— begin Materials provided —
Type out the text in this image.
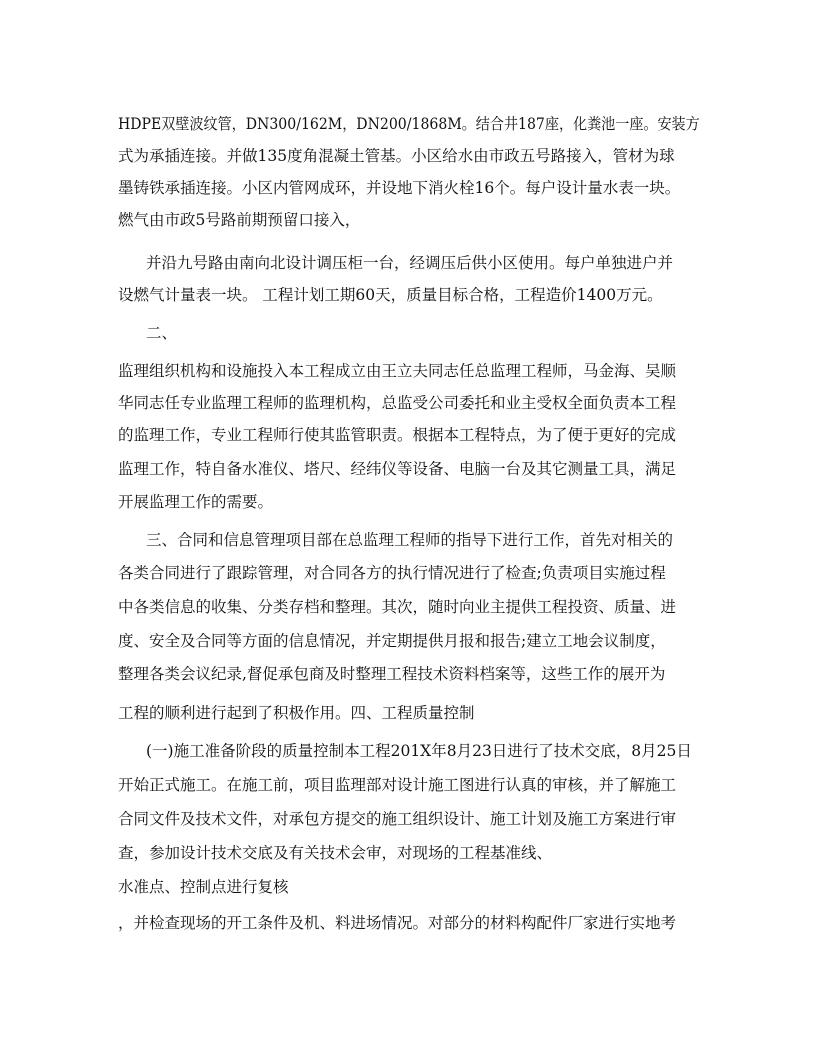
HDPE双壁波纹管，DN300/162M，DN200/1868M。结合井187座，化粪池一座。安装方
式为承插连接。并做135度角混凝土管基。小区给水由市政五号路接入，管材为球
墨铸铁承插连接。小区内管网成环，并设地下消火栓16个。每户设计量水表一块。
燃气由市政5号路前期预留口接入，
并沿九号路由南向北设计调压柜一台，经调压后供小区使用。每户单独进户并
设燃气计量表一块。 工程计划工期60天，质量目标合格，工程造价1400万元。
二、
监理组织机构和设施投入本工程成立由王立夫同志任总监理工程师，马金海、吴顺
华同志任专业监理工程师的监理机构，总监受公司委托和业主受权全面负责本工程
的监理工作，专业工程师行使其监管职责。根据本工程特点，为了便于更好的完成
监理工作，特自备水准仪、塔尺、经纬仪等设备、电脑一台及其它测量工具，满足
开展监理工作的需要。
三、合同和信息管理项目部在总监理工程师的指导下进行工作，首先对相关的
各类合同进行了跟踪管理，对合同各方的执行情况进行了检查;负责项目实施过程
中各类信息的收集、分类存档和整理。其次，随时向业主提供工程投资、质量、进
度、安全及合同等方面的信息情况，并定期提供月报和报告;建立工地会议制度，
整理各类会议纪录,督促承包商及时整理工程技术资料档案等，这些工作的展开为
工程的顺利进行起到了积极作用。四、工程质量控制
(一)施工准备阶段的质量控制本工程201X年8月23日进行了技术交底，8月25日
开始正式施工。在施工前，项目监理部对设计施工图进行认真的审核，并了解施工
合同文件及技术文件，对承包方提交的施工组织设计、施工计划及施工方案进行审
查，参加设计技术交底及有关技术会审，对现场的工程基准线、
水准点、控制点进行复核
，并检查现场的开工条件及机、料进场情况。对部分的材料构配件厂家进行实地考
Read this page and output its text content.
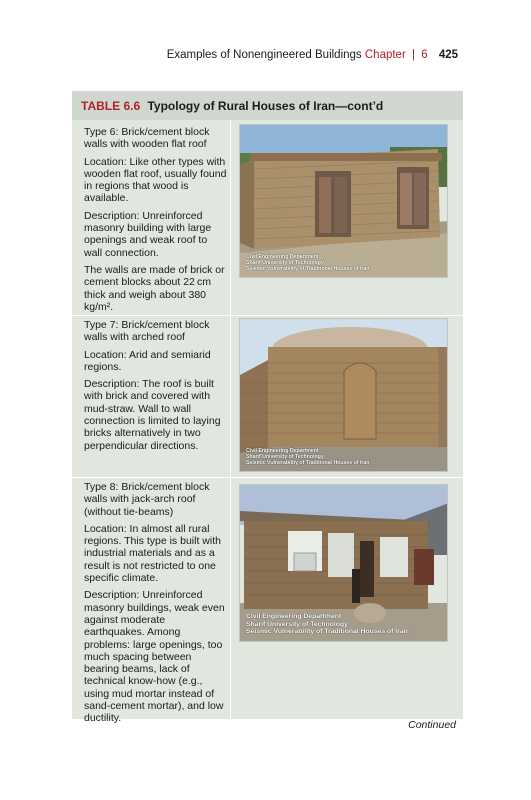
Examples of Nonengineered Buildings Chapter | 6 425
TABLE 6.6 Typology of Rural Houses of Iran—cont’d

Type 6: Brick/cement block walls with wooden flat roof

Location: Like other types with wooden flat roof, usually found in regions that wood is available.

Description: Unreinforced masonry building with large openings and weak roof to wall connection.

The walls are made of brick or cement blocks about 22 cm thick and weigh about 380 kg/m².

Civil Engineering Department
Sharif University of Technology
Seismic Vulnerability of Traditional Houses of Iran

Type 7: Brick/cement block walls with arched roof

Location: Arid and semiarid regions.

Description: The roof is built with brick and covered with mud-straw. Wall to wall connection is limited to laying bricks alternatively in two perpendicular directions.	Civil Engineering Department
Sharif University of Technology
Seismic Vulnerability of Traditional Houses of Iran

Type 8: Brick/cement block walls with jack-arch roof (without tie-beams)

Location: In almost all rural regions. This type is built with industrial materials and as a result is not restricted to one specific climate.

Description: Unreinforced masonry buildings, weak even against moderate earthquakes. Among problems: large openings, too much spacing between bearing beams, lack of technical know-how (e.g., using mud mortar instead of sand-cement mortar), and low ductility.

Civil Engineering Department
Sharif University of Technology
Seismic Vulnerability of Traditional Houses of Iran
Continued
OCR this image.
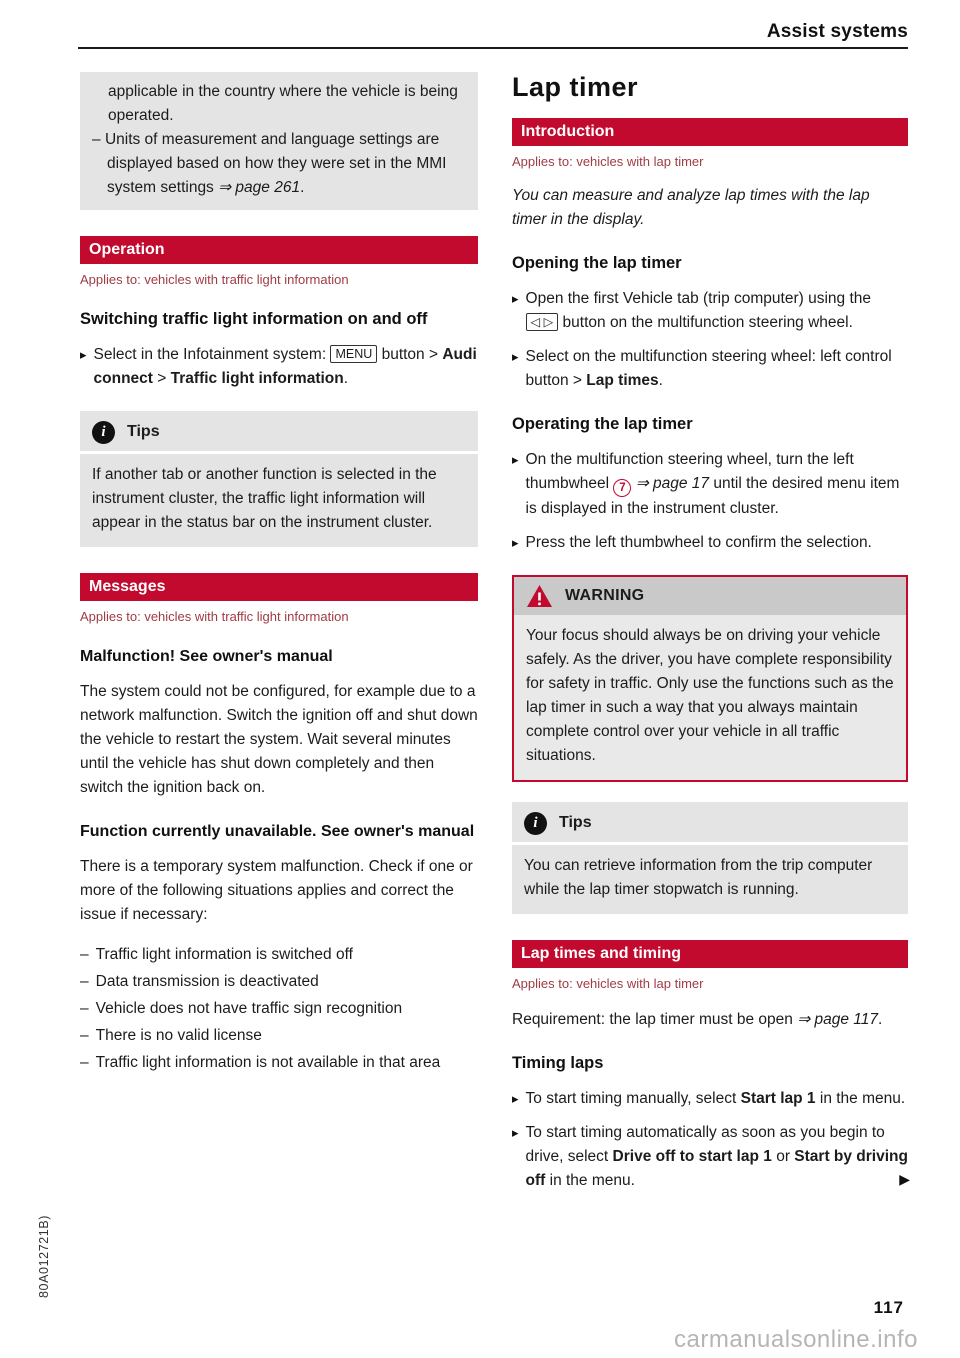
Assist systems

applicable in the country where the vehicle is being operated.

– Units of measurement and language settings are displayed based on how they were set in the MMI system settings ⇒ page 261.

Operation
Applies to: vehicles with traffic light information
Switching traffic light information on and off
▸ Select in the Infotainment system: MENU button > Audi connect > Traffic light information.

i	Tips
If another tab or another function is selected in the instrument cluster, the traffic light information will appear in the status bar on the instrument cluster.
Messages
Applies to: vehicles with traffic light information
Malfunction! See owner's manual

The system could not be configured, for example due to a network malfunction. Switch the ignition off and shut down the vehicle to restart the system. Wait several minutes until the vehicle has shut down completely and then switch the ignition back on.

Function currently unavailable. See owner's manual

There is a temporary system malfunction. Check if one or more of the following situations applies and correct the issue if necessary:

– Traffic light information is switched off
– Data transmission is deactivated
– Vehicle does not have traffic sign recognition
– There is no valid license
– Traffic light information is not available in that area
Lap timer
Introduction
Applies to: vehicles with lap timer

You can measure and analyze lap times with the lap timer in the display.

Opening the lap timer
▸ Open the first Vehicle tab (trip computer) using the ◁ ▷ button on the multifunction steering wheel.

▸ Select on the multifunction steering wheel: left control button > Lap times.

Operating the lap timer
▸ On the multifunction steering wheel, turn the left thumbwheel 7 ⇒ page 17 until the desired menu item is displayed in the instrument cluster.

▸ Press the left thumbwheel to confirm the selection.

WARNING
Your focus should always be on driving your vehicle safely. As the driver, you have complete responsibility for safety in traffic. Only use the functions such as the lap timer in such a way that you always maintain complete control over your vehicle in all traffic situations.
i	Tips
You can retrieve information from the trip computer while the lap timer stopwatch is running.
Lap times and timing
Applies to: vehicles with lap timer

Requirement: the lap timer must be open ⇒ page 117.

Timing laps
▸ To start timing manually, select Start lap 1 in the menu.

▸ To start timing automatically as soon as you begin to drive, select Drive off to start lap 1 or Start by driving off in the menu.	▶
80A012721B)
117
carmanualsonline.info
— end Materials provided —
- **Given task**: Select from the material above each line in which the string "image" appears, and list those lines.

- **Problem solution**:
Type out the text in this image.
OCR this image.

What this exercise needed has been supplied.